- EXERCISE OBJECTIVE
Write out, please, the line containing "Read out every word on this page." together with all lines after it, up to and including the last one, with no other output.

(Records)

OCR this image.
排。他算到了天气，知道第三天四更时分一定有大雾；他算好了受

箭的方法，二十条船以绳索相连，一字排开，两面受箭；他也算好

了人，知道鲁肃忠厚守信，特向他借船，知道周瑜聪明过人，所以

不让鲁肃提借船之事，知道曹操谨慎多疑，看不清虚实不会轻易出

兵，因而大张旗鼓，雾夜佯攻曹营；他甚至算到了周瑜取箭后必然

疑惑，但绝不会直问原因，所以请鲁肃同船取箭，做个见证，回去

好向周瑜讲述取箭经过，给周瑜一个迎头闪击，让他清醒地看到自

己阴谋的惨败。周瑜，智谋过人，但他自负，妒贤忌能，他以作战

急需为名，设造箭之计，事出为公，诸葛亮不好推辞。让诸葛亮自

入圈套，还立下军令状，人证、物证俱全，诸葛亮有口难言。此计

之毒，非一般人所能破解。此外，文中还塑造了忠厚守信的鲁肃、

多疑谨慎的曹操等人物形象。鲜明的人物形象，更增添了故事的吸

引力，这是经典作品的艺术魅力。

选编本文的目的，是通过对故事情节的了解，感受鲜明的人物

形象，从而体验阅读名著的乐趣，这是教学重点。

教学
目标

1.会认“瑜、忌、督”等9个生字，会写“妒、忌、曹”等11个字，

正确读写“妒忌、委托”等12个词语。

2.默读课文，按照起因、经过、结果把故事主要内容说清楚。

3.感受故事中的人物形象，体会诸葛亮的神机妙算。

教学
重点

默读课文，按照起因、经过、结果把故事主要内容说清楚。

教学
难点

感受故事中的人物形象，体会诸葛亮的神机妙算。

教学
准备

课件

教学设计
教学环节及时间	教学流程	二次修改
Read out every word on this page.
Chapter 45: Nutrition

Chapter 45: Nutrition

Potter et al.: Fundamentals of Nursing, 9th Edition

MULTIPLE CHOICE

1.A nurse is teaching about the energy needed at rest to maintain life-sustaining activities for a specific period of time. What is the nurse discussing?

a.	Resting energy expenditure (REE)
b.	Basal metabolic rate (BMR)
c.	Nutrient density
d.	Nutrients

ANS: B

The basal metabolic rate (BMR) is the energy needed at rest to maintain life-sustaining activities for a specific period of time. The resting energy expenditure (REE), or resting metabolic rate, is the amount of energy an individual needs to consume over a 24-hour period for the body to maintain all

- CORRECT OUTPUT
Read out every word on this page.
Chapter 45: Nutrition

Chapter 45: Nutrition

Potter et al.: Fundamentals of Nursing, 9th Edition

MULTIPLE CHOICE

1.A nurse is teaching about the energy needed at rest to maintain life-sustaining activities for a specific period of time. What is the nurse discussing?

a.	Resting energy expenditure (REE)
b.	Basal metabolic rate (BMR)
c.	Nutrient density
d.	Nutrients

ANS: B

The basal metabolic rate (BMR) is the energy needed at rest to maintain life-sustaining activities for a specific period of time. The resting energy expenditure (REE), or resting metabolic rate, is the amount of energy an individual needs to consume over a 24-hour period for the body to maintain all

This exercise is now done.